** begin Given data **

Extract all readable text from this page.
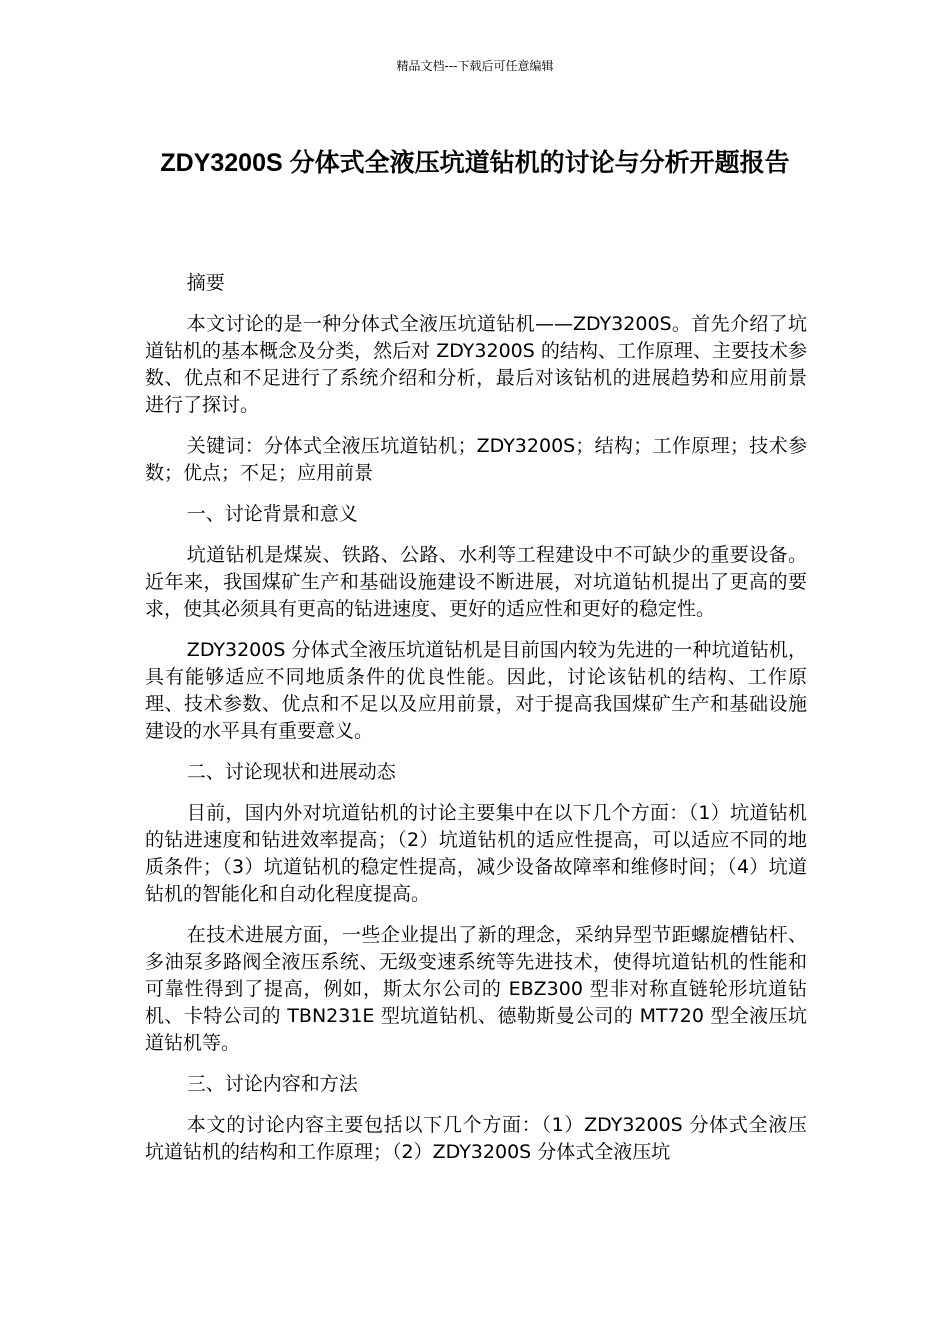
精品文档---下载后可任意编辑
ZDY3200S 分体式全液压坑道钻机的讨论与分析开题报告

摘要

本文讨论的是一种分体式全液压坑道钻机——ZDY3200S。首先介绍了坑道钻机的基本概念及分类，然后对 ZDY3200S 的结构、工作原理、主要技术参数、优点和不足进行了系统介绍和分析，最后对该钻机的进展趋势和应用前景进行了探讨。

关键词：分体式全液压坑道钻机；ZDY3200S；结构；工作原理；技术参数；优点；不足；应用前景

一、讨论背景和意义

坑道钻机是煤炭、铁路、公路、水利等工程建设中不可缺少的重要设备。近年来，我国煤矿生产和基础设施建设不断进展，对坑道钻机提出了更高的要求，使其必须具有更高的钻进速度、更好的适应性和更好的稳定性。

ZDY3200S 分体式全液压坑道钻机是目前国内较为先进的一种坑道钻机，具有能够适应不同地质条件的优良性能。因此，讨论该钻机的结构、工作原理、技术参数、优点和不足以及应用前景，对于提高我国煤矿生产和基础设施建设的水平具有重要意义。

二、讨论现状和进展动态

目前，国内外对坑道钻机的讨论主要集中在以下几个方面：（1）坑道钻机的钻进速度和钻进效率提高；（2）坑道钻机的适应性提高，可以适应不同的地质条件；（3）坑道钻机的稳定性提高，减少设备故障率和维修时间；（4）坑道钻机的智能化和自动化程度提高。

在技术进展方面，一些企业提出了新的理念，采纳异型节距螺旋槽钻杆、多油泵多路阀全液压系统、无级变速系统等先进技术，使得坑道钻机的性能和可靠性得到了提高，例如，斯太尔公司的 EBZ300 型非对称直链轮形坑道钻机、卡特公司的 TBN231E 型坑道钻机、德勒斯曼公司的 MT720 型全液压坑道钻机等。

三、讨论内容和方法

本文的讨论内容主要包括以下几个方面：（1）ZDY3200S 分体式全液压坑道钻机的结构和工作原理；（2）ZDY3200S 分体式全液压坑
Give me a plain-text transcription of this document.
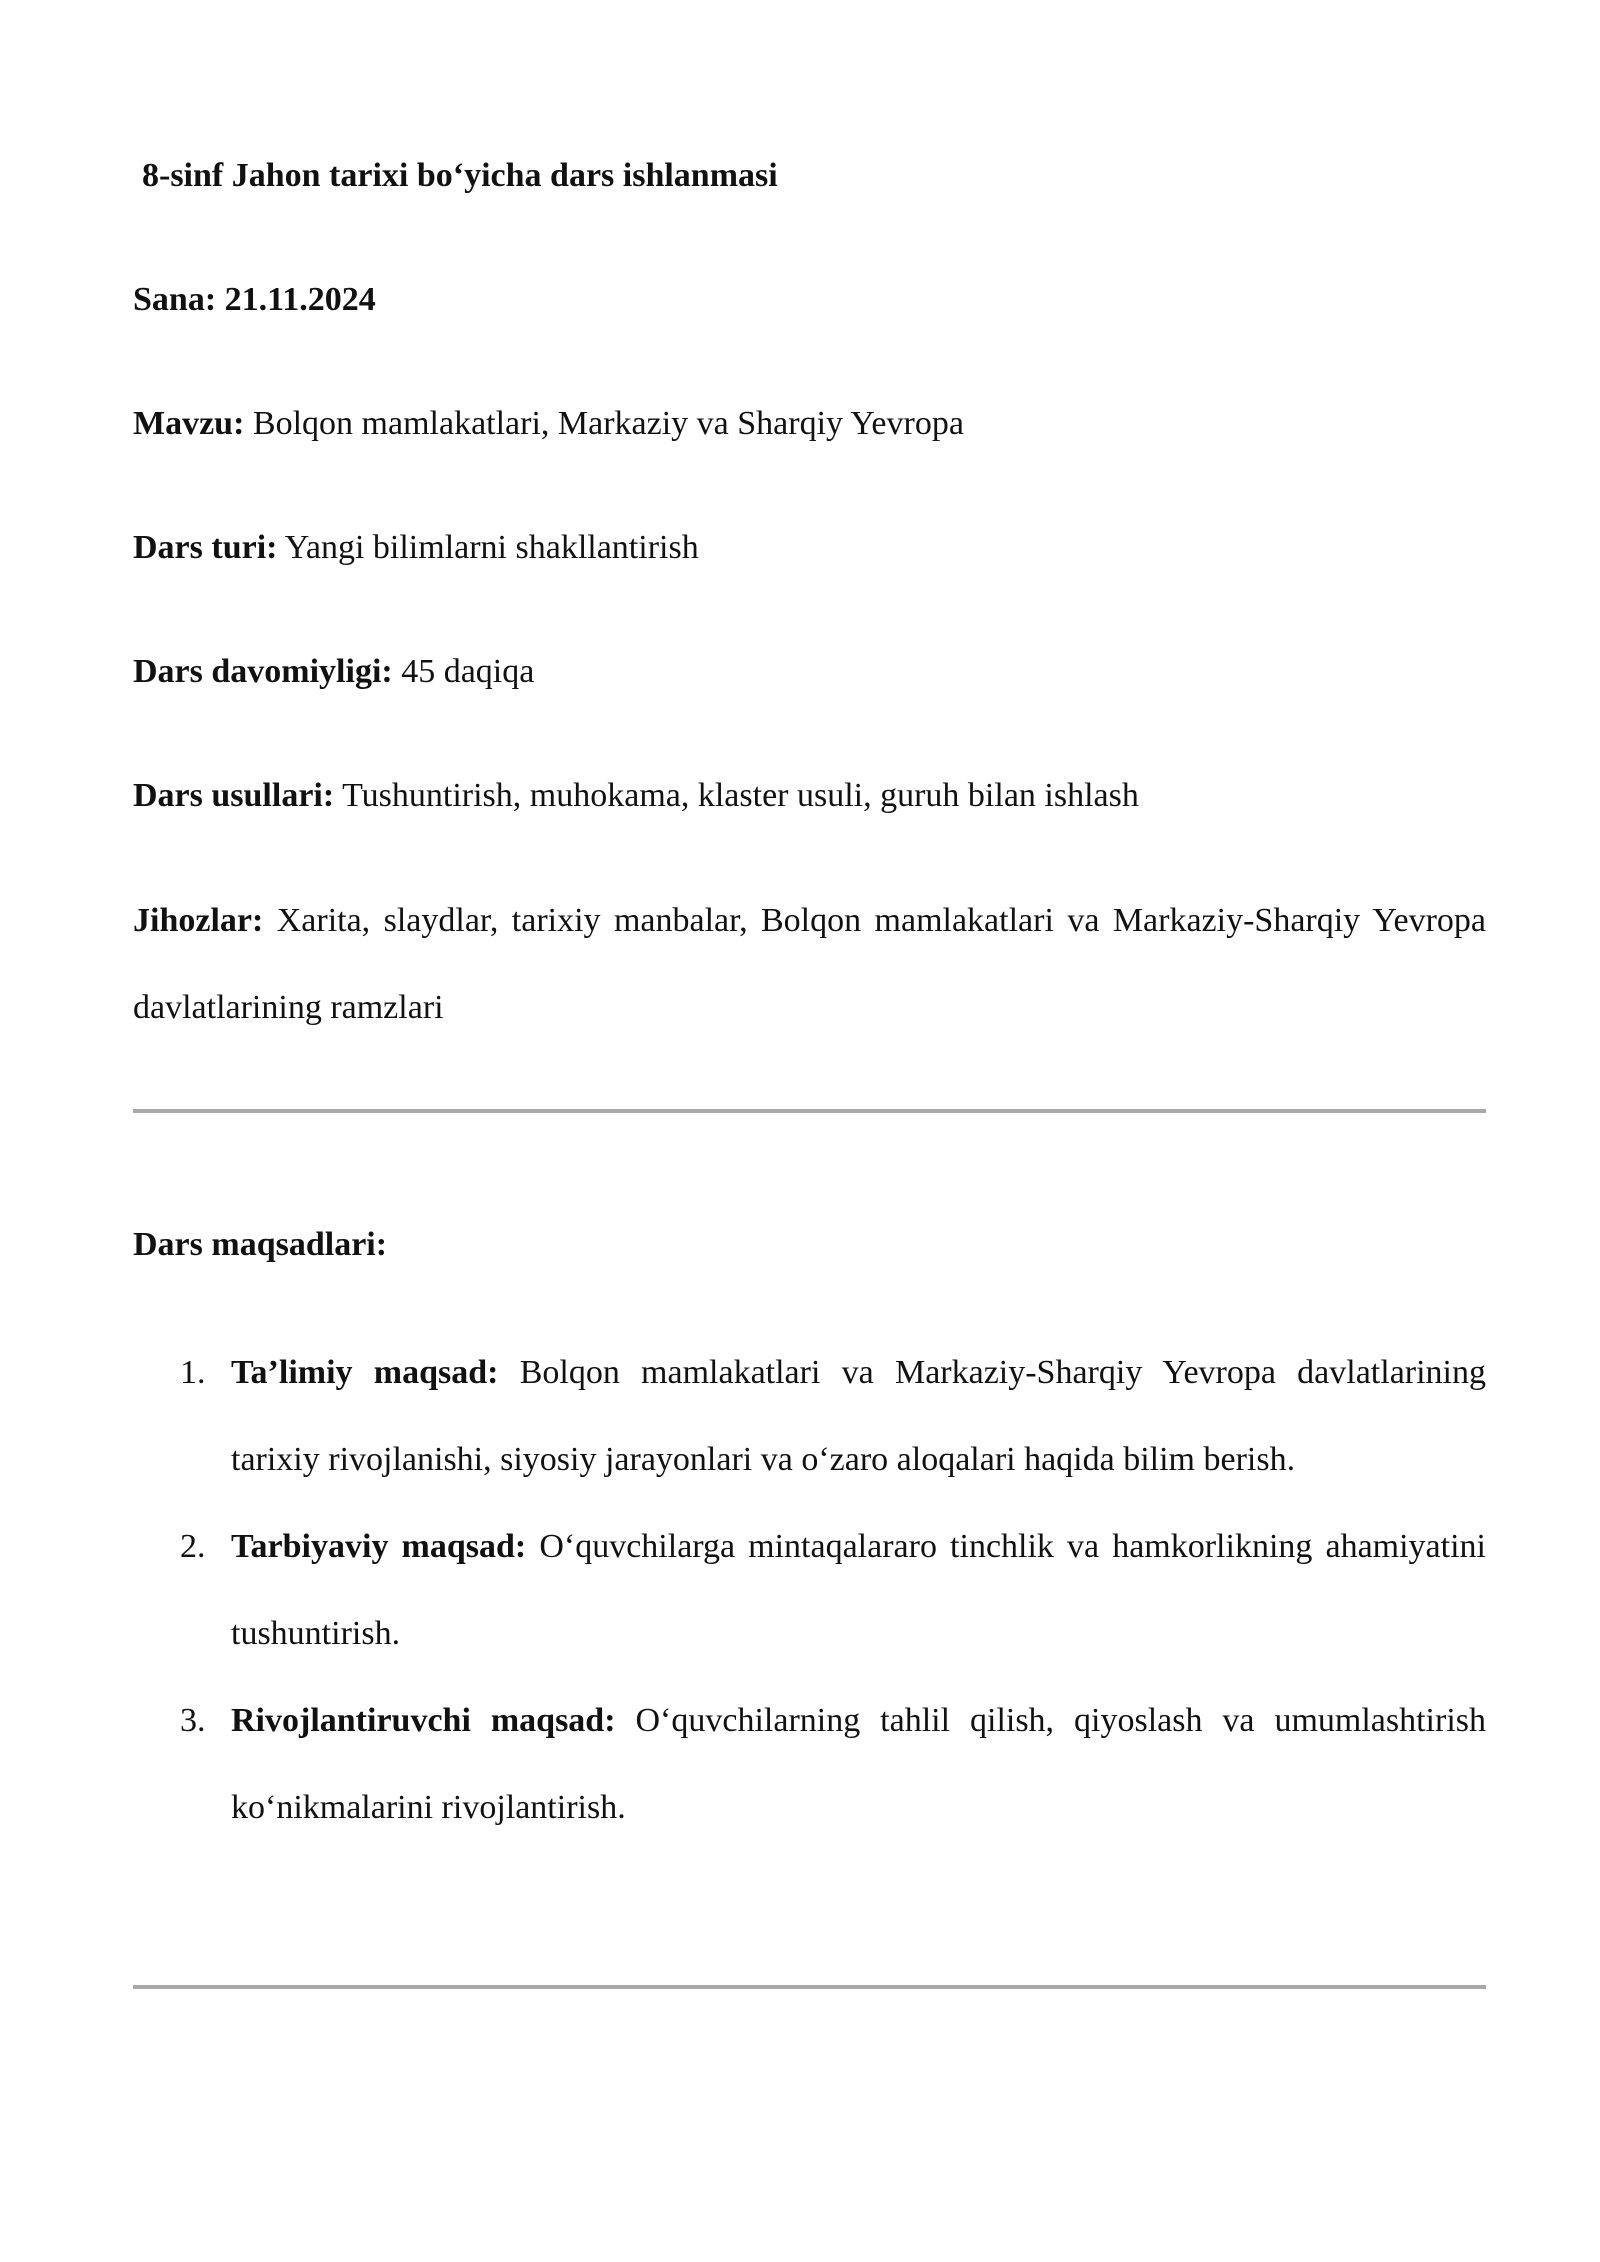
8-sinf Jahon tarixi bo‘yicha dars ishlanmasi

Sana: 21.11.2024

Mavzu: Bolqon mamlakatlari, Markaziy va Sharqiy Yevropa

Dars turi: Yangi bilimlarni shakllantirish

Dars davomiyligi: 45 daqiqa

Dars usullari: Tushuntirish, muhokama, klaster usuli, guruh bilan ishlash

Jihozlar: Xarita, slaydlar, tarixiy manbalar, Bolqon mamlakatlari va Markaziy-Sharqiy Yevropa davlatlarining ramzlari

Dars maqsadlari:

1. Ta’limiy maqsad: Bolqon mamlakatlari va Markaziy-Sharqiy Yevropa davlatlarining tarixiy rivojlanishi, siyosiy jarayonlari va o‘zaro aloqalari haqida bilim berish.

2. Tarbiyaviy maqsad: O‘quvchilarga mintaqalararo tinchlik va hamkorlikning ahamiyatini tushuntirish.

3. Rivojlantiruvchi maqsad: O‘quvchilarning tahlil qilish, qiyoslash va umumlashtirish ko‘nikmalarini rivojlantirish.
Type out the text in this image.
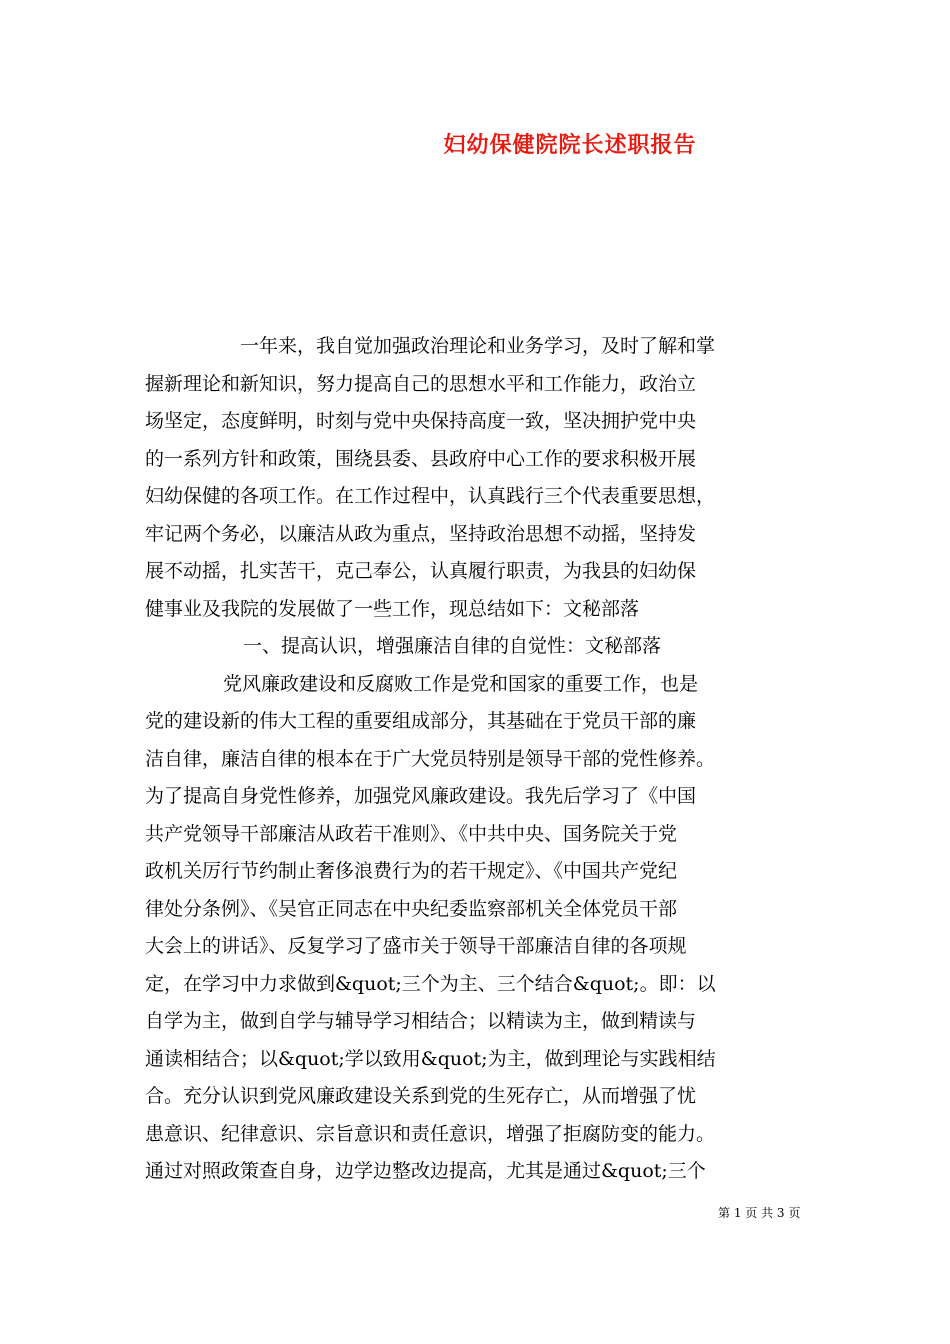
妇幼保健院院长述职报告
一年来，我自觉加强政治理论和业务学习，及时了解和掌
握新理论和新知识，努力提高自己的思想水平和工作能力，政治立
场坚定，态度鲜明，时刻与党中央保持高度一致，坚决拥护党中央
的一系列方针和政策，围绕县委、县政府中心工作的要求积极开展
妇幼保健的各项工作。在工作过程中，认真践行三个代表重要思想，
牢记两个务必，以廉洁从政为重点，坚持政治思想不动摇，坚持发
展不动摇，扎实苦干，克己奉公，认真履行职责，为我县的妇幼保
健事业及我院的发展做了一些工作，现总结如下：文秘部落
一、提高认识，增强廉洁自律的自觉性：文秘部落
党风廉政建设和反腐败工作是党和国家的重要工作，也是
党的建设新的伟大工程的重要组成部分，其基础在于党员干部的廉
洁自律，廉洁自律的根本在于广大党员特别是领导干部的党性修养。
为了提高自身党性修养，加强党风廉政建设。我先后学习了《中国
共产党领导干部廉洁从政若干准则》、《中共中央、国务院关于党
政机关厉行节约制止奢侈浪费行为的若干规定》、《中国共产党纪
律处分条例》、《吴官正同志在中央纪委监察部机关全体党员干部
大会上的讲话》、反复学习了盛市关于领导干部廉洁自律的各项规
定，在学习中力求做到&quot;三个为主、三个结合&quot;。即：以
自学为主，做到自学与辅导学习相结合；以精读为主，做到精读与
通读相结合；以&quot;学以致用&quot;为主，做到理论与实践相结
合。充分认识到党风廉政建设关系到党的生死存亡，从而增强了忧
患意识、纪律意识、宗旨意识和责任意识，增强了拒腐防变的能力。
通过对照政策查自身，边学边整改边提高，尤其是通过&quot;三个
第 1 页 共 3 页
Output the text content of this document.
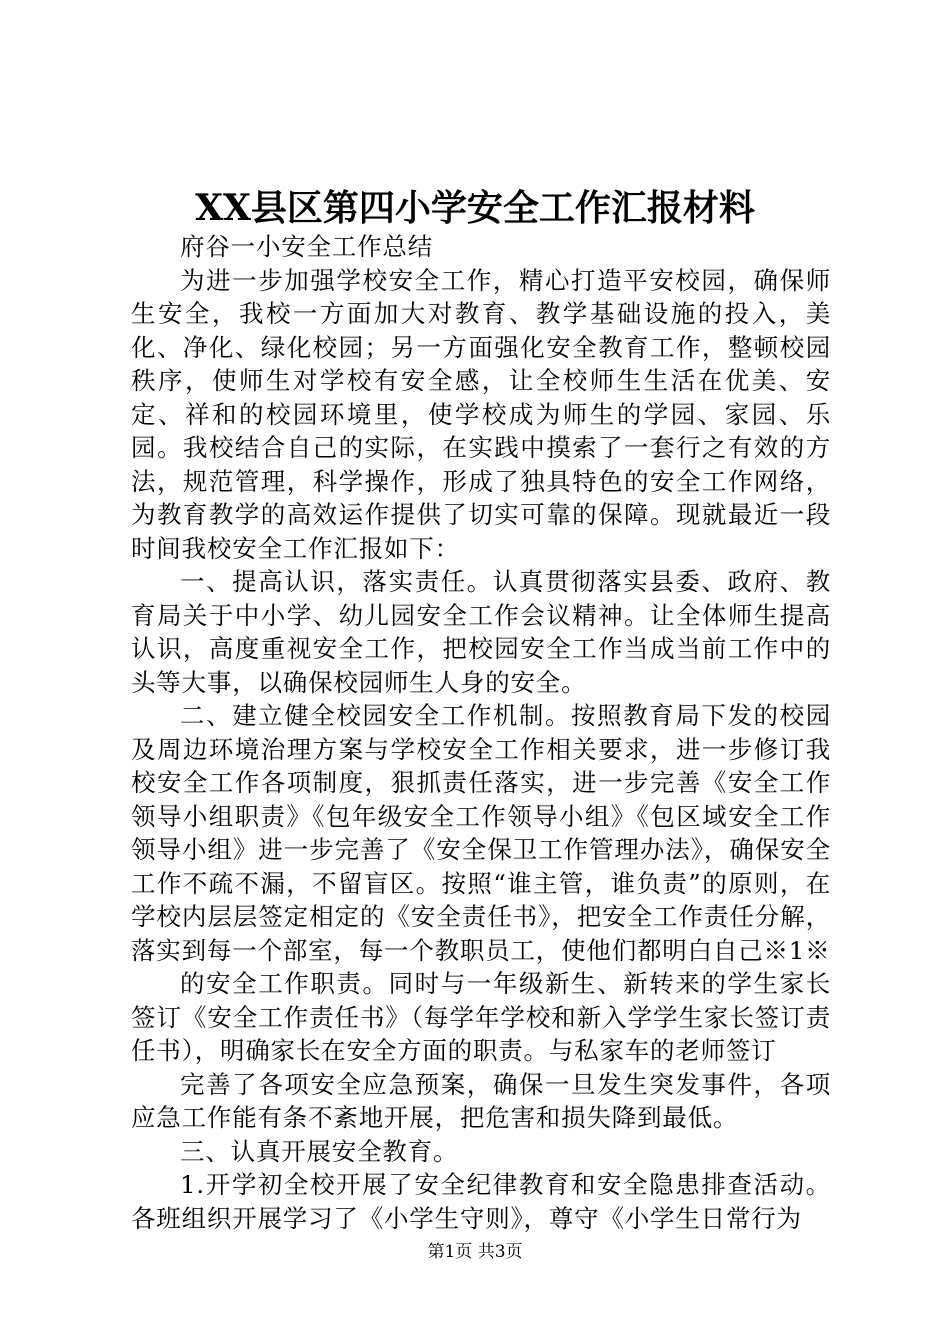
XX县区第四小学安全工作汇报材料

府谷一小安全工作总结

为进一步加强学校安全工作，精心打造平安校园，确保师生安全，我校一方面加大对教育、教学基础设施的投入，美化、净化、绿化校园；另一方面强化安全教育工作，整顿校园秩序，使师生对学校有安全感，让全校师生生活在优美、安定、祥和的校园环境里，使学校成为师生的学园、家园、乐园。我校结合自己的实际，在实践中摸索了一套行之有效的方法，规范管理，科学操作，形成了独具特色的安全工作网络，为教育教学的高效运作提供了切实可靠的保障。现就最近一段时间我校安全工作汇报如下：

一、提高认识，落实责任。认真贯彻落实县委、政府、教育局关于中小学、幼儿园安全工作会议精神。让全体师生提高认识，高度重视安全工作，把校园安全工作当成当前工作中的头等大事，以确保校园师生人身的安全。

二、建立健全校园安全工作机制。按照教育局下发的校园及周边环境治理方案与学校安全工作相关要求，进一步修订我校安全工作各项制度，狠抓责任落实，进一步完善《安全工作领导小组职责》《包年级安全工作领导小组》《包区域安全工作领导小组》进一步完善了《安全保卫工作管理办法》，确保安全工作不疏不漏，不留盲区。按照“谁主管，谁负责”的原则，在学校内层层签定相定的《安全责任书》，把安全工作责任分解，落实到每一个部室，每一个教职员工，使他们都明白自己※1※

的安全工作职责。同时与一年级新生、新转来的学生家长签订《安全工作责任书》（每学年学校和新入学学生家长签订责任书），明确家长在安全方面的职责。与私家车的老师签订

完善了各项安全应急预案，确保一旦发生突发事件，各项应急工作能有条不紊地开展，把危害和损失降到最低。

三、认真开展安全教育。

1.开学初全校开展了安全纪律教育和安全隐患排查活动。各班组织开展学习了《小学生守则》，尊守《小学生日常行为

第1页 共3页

** end Given data **

# What to work on
Show every line of the records above that contains the word "tarixiy".

# The reply
Jihozlar: Xarita, slaydlar, tarixiy manbalar, Bolqon mamlakatlari va Markaziy-Sharqiy Yevropa davlatlarining ramzlari
1. Ta’limiy maqsad: Bolqon mamlakatlari va Markaziy-Sharqiy Yevropa davlatlarining tarixiy rivojlanishi, siyosiy jarayonlari va o‘zaro aloqalari haqida bilim berish.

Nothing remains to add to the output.